▸ **GIVEN EXERCISE**
Transcribe the entries below exactly; leave every image out.
— start RECORDS FOR PROCESSING —
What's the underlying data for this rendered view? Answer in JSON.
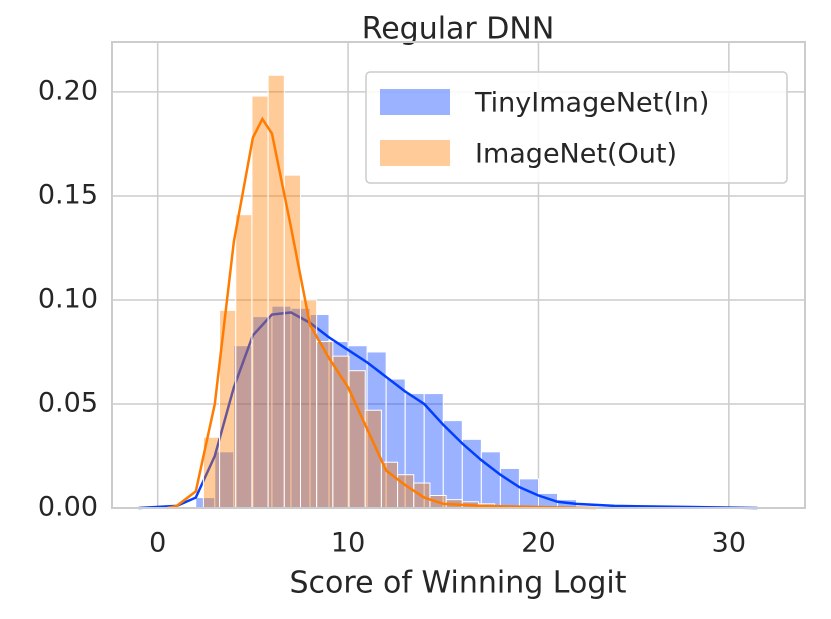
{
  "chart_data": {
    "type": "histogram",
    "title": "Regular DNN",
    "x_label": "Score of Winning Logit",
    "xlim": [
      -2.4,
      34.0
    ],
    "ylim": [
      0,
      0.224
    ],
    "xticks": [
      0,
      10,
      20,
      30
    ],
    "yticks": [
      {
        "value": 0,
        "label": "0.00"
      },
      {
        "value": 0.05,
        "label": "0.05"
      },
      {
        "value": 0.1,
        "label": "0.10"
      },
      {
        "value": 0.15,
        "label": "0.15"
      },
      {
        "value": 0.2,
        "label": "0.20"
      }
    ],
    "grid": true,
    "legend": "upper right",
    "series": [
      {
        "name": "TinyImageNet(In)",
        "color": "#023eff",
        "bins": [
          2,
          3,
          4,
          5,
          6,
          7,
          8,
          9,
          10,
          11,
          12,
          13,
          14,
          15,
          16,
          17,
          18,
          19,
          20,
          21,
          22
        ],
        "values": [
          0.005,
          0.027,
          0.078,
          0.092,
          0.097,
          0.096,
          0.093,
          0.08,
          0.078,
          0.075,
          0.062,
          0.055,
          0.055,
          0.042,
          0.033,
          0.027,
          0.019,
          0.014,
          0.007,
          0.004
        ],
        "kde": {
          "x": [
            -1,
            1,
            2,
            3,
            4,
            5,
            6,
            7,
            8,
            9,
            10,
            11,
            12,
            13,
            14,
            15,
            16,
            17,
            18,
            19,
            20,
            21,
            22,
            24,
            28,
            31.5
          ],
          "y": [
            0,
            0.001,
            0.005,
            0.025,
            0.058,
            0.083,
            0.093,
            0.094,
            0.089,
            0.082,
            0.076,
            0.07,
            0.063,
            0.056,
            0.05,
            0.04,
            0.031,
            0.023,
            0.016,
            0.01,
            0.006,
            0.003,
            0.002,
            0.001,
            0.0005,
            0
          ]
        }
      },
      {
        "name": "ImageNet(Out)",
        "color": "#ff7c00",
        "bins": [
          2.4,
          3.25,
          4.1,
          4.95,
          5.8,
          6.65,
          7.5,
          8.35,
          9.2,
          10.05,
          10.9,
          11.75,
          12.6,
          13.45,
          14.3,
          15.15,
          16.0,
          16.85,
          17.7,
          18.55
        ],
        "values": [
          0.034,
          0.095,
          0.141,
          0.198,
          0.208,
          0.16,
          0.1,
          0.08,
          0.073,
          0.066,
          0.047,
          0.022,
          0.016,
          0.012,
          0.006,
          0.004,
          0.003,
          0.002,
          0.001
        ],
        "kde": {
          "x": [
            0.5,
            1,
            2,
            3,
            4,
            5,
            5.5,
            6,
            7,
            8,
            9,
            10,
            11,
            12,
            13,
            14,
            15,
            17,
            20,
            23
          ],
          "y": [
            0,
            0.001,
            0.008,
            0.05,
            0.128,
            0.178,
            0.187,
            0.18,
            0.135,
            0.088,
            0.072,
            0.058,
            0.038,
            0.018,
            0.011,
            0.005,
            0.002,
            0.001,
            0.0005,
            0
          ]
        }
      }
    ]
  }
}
— end RECORDS FOR PROCESSING —
▸ **EXERCISE SOLUTION**
What's the underlying data for this rendered view? Answer in JSON.
{
  "chart_data": {
    "type": "histogram",
    "title": "Regular DNN",
    "x_label": "Score of Winning Logit",
    "xlim": [
      -2.4,
      34.0
    ],
    "ylim": [
      0,
      0.224
    ],
    "xticks": [
      0,
      10,
      20,
      30
    ],
    "yticks": [
      {
        "value": 0,
        "label": "0.00"
      },
      {
        "value": 0.05,
        "label": "0.05"
      },
      {
        "value": 0.1,
        "label": "0.10"
      },
      {
        "value": 0.15,
        "label": "0.15"
      },
      {
        "value": 0.2,
        "label": "0.20"
      }
    ],
    "grid": true,
    "legend": "upper right",
    "series": [
      {
        "name": "TinyImageNet(In)",
        "color": "#023eff",
        "bins": [
          2,
          3,
          4,
          5,
          6,
          7,
          8,
          9,
          10,
          11,
          12,
          13,
          14,
          15,
          16,
          17,
          18,
          19,
          20,
          21,
          22
        ],
        "values": [
          0.005,
          0.027,
          0.078,
          0.092,
          0.097,
          0.096,
          0.093,
          0.08,
          0.078,
          0.075,
          0.062,
          0.055,
          0.055,
          0.042,
          0.033,
          0.027,
          0.019,
          0.014,
          0.007,
          0.004
        ],
        "kde": {
          "x": [
            -1,
            1,
            2,
            3,
            4,
            5,
            6,
            7,
            8,
            9,
            10,
            11,
            12,
            13,
            14,
            15,
            16,
            17,
            18,
            19,
            20,
            21,
            22,
            24,
            28,
            31.5
          ],
          "y": [
            0,
            0.001,
            0.005,
            0.025,
            0.058,
            0.083,
            0.093,
            0.094,
            0.089,
            0.082,
            0.076,
            0.07,
            0.063,
            0.056,
            0.05,
            0.04,
            0.031,
            0.023,
            0.016,
            0.01,
            0.006,
            0.003,
            0.002,
            0.001,
            0.0005,
            0
          ]
        }
      },
      {
        "name": "ImageNet(Out)",
        "color": "#ff7c00",
        "bins": [
          2.4,
          3.25,
          4.1,
          4.95,
          5.8,
          6.65,
          7.5,
          8.35,
          9.2,
          10.05,
          10.9,
          11.75,
          12.6,
          13.45,
          14.3,
          15.15,
          16.0,
          16.85,
          17.7,
          18.55
        ],
        "values": [
          0.034,
          0.095,
          0.141,
          0.198,
          0.208,
          0.16,
          0.1,
          0.08,
          0.073,
          0.066,
          0.047,
          0.022,
          0.016,
          0.012,
          0.006,
          0.004,
          0.003,
          0.002,
          0.001
        ],
        "kde": {
          "x": [
            0.5,
            1,
            2,
            3,
            4,
            5,
            5.5,
            6,
            7,
            8,
            9,
            10,
            11,
            12,
            13,
            14,
            15,
            17,
            20,
            23
          ],
          "y": [
            0,
            0.001,
            0.008,
            0.05,
            0.128,
            0.178,
            0.187,
            0.18,
            0.135,
            0.088,
            0.072,
            0.058,
            0.038,
            0.018,
            0.011,
            0.005,
            0.002,
            0.001,
            0.0005,
            0
          ]
        }
      }
    ]
  }
}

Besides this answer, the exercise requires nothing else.